> **Exercise requirements**:
Reproduce every line of the records below verbatim, leaving the pictures out of your output.

> **Supplied material**:
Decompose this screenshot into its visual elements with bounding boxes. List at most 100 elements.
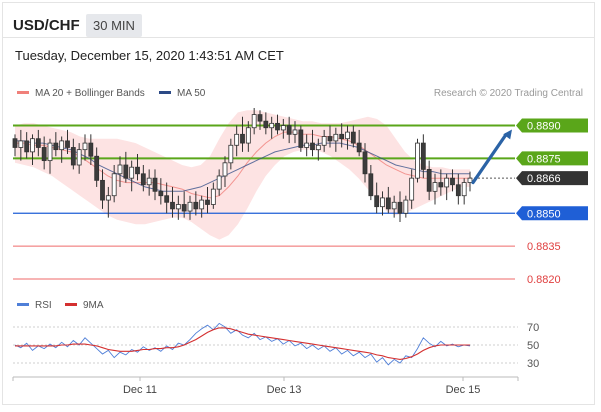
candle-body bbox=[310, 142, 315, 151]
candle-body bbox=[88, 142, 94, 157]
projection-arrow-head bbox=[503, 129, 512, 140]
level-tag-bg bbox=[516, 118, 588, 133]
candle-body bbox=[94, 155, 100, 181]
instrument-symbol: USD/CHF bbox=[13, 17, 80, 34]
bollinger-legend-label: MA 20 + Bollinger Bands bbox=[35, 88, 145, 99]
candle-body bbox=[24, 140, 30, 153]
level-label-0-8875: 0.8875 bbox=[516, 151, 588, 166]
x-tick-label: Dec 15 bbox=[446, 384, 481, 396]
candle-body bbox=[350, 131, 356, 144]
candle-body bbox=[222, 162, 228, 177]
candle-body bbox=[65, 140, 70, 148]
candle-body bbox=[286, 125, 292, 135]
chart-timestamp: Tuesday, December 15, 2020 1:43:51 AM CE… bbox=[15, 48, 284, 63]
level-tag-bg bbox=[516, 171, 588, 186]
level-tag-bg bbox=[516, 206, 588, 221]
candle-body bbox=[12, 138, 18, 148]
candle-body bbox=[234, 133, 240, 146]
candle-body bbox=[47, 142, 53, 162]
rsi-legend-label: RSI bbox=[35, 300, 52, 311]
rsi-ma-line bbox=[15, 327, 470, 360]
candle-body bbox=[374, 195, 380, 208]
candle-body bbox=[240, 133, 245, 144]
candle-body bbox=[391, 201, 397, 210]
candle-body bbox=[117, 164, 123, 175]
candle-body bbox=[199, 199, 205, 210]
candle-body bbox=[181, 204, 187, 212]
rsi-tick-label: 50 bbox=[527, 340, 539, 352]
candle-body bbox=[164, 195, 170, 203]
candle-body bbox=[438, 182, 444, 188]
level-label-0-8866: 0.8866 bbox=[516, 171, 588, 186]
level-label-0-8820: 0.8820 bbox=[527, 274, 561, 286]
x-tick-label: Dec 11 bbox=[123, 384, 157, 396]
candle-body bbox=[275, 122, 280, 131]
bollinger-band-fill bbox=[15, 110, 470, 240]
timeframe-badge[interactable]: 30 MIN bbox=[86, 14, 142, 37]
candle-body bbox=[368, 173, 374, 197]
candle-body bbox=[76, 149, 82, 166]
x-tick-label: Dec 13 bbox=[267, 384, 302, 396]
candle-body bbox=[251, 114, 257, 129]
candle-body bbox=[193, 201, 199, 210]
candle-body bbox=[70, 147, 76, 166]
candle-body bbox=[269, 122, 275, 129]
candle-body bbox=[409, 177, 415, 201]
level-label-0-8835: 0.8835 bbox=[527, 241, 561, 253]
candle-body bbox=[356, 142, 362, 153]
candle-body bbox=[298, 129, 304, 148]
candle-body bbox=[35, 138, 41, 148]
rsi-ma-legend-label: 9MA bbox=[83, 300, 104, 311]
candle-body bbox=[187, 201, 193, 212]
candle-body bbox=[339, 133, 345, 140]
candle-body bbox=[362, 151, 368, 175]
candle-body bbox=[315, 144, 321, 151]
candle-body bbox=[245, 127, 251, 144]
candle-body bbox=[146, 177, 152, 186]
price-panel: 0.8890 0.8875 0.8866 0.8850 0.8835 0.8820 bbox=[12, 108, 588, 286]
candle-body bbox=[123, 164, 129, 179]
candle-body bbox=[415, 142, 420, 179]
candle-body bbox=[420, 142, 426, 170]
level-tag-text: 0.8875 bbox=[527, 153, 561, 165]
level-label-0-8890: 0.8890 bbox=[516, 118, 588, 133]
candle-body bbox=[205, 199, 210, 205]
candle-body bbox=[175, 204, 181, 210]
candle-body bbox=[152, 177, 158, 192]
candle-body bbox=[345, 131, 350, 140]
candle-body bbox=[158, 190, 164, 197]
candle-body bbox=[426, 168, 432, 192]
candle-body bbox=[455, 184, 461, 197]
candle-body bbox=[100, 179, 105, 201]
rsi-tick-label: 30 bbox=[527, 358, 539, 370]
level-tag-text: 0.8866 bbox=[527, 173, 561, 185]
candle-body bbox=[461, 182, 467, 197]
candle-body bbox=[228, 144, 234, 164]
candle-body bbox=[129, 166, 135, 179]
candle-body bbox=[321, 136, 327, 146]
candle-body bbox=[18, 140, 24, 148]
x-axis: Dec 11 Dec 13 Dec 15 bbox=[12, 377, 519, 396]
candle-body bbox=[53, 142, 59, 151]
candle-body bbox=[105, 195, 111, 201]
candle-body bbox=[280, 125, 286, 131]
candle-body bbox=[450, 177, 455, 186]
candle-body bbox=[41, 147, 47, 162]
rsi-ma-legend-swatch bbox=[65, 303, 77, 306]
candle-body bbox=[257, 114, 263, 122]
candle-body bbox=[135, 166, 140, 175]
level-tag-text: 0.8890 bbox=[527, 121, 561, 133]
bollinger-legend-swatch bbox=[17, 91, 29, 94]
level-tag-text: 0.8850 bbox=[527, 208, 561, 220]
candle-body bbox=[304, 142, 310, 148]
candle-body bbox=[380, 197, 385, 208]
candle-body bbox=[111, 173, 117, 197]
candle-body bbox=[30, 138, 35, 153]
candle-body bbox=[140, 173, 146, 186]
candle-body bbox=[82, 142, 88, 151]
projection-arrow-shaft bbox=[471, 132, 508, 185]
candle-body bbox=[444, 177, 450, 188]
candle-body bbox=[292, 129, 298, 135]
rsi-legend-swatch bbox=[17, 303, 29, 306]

> **Solution to this exercise**:
Decompose this screenshot into its visual elements with bounding boxes. List at most 100 elements.
candle-body bbox=[310, 142, 315, 151]
candle-body bbox=[88, 142, 94, 157]
projection-arrow-head bbox=[503, 129, 512, 140]
level-tag-bg bbox=[516, 118, 588, 133]
candle-body bbox=[94, 155, 100, 181]
instrument-symbol: USD/CHF bbox=[13, 17, 80, 34]
bollinger-legend-label: MA 20 + Bollinger Bands bbox=[35, 88, 145, 99]
candle-body bbox=[24, 140, 30, 153]
level-label-0-8875: 0.8875 bbox=[516, 151, 588, 166]
x-tick-label: Dec 15 bbox=[446, 384, 481, 396]
candle-body bbox=[350, 131, 356, 144]
candle-body bbox=[222, 162, 228, 177]
candle-body bbox=[65, 140, 70, 148]
candle-body bbox=[286, 125, 292, 135]
chart-timestamp: Tuesday, December 15, 2020 1:43:51 AM CE… bbox=[15, 48, 284, 63]
level-tag-bg bbox=[516, 171, 588, 186]
level-tag-bg bbox=[516, 206, 588, 221]
candle-body bbox=[12, 138, 18, 148]
candle-body bbox=[234, 133, 240, 146]
candle-body bbox=[47, 142, 53, 162]
rsi-legend-label: RSI bbox=[35, 300, 52, 311]
rsi-ma-line bbox=[15, 327, 470, 360]
candle-body bbox=[374, 195, 380, 208]
candle-body bbox=[240, 133, 245, 144]
candle-body bbox=[391, 201, 397, 210]
candle-body bbox=[117, 164, 123, 175]
candle-body bbox=[199, 199, 205, 210]
candle-body bbox=[181, 204, 187, 212]
rsi-tick-label: 50 bbox=[527, 340, 539, 352]
candle-body bbox=[164, 195, 170, 203]
candle-body bbox=[438, 182, 444, 188]
level-label-0-8866: 0.8866 bbox=[516, 171, 588, 186]
level-label-0-8820: 0.8820 bbox=[527, 274, 561, 286]
x-tick-label: Dec 11 bbox=[123, 384, 157, 396]
candle-body bbox=[275, 122, 280, 131]
bollinger-band-fill bbox=[15, 110, 470, 240]
timeframe-badge[interactable]: 30 MIN bbox=[86, 14, 142, 37]
candle-body bbox=[368, 173, 374, 197]
candle-body bbox=[76, 149, 82, 166]
x-tick-label: Dec 13 bbox=[267, 384, 302, 396]
candle-body bbox=[251, 114, 257, 129]
candle-body bbox=[193, 201, 199, 210]
candle-body bbox=[70, 147, 76, 166]
candle-body bbox=[269, 122, 275, 129]
candle-body bbox=[409, 177, 415, 201]
level-label-0-8835: 0.8835 bbox=[527, 241, 561, 253]
candle-body bbox=[356, 142, 362, 153]
candle-body bbox=[298, 129, 304, 148]
candle-body bbox=[35, 138, 41, 148]
rsi-ma-legend-label: 9MA bbox=[83, 300, 104, 311]
candle-body bbox=[187, 201, 193, 212]
candle-body bbox=[339, 133, 345, 140]
candle-body bbox=[362, 151, 368, 175]
candle-body bbox=[315, 144, 321, 151]
candle-body bbox=[245, 127, 251, 144]
candle-body bbox=[146, 177, 152, 186]
price-panel: 0.8890 0.8875 0.8866 0.8850 0.8835 0.8820 bbox=[12, 108, 588, 286]
candle-body bbox=[123, 164, 129, 179]
candle-body bbox=[415, 142, 420, 179]
candle-body bbox=[420, 142, 426, 170]
level-tag-text: 0.8875 bbox=[527, 153, 561, 165]
level-label-0-8890: 0.8890 bbox=[516, 118, 588, 133]
candle-body bbox=[205, 199, 210, 205]
candle-body bbox=[175, 204, 181, 210]
candle-body bbox=[152, 177, 158, 192]
candle-body bbox=[345, 131, 350, 140]
candle-body bbox=[158, 190, 164, 197]
candle-body bbox=[426, 168, 432, 192]
candle-body bbox=[455, 184, 461, 197]
candle-body bbox=[100, 179, 105, 201]
rsi-tick-label: 30 bbox=[527, 358, 539, 370]
level-tag-text: 0.8866 bbox=[527, 173, 561, 185]
candle-body bbox=[461, 182, 467, 197]
candle-body bbox=[228, 144, 234, 164]
candle-body bbox=[129, 166, 135, 179]
candle-body bbox=[321, 136, 327, 146]
candle-body bbox=[18, 140, 24, 148]
x-axis: Dec 11 Dec 13 Dec 15 bbox=[12, 377, 519, 396]
candle-body bbox=[53, 142, 59, 151]
candle-body bbox=[105, 195, 111, 201]
candle-body bbox=[280, 125, 286, 131]
candle-body bbox=[450, 177, 455, 186]
candle-body bbox=[41, 147, 47, 162]
rsi-ma-legend-swatch bbox=[65, 303, 77, 306]
candle-body bbox=[257, 114, 263, 122]
candle-body bbox=[135, 166, 140, 175]
level-tag-text: 0.8890 bbox=[527, 121, 561, 133]
bollinger-legend-swatch bbox=[17, 91, 29, 94]
level-tag-text: 0.8850 bbox=[527, 208, 561, 220]
candle-body bbox=[304, 142, 310, 148]
candle-body bbox=[380, 197, 385, 208]
candle-body bbox=[111, 173, 117, 197]
candle-body bbox=[30, 138, 35, 153]
candle-body bbox=[140, 173, 146, 186]
candle-body bbox=[82, 142, 88, 151]
projection-arrow-shaft bbox=[471, 132, 508, 185]
candle-body bbox=[444, 177, 450, 188]
candle-body bbox=[292, 129, 298, 135]
rsi-legend-swatch bbox=[17, 303, 29, 306]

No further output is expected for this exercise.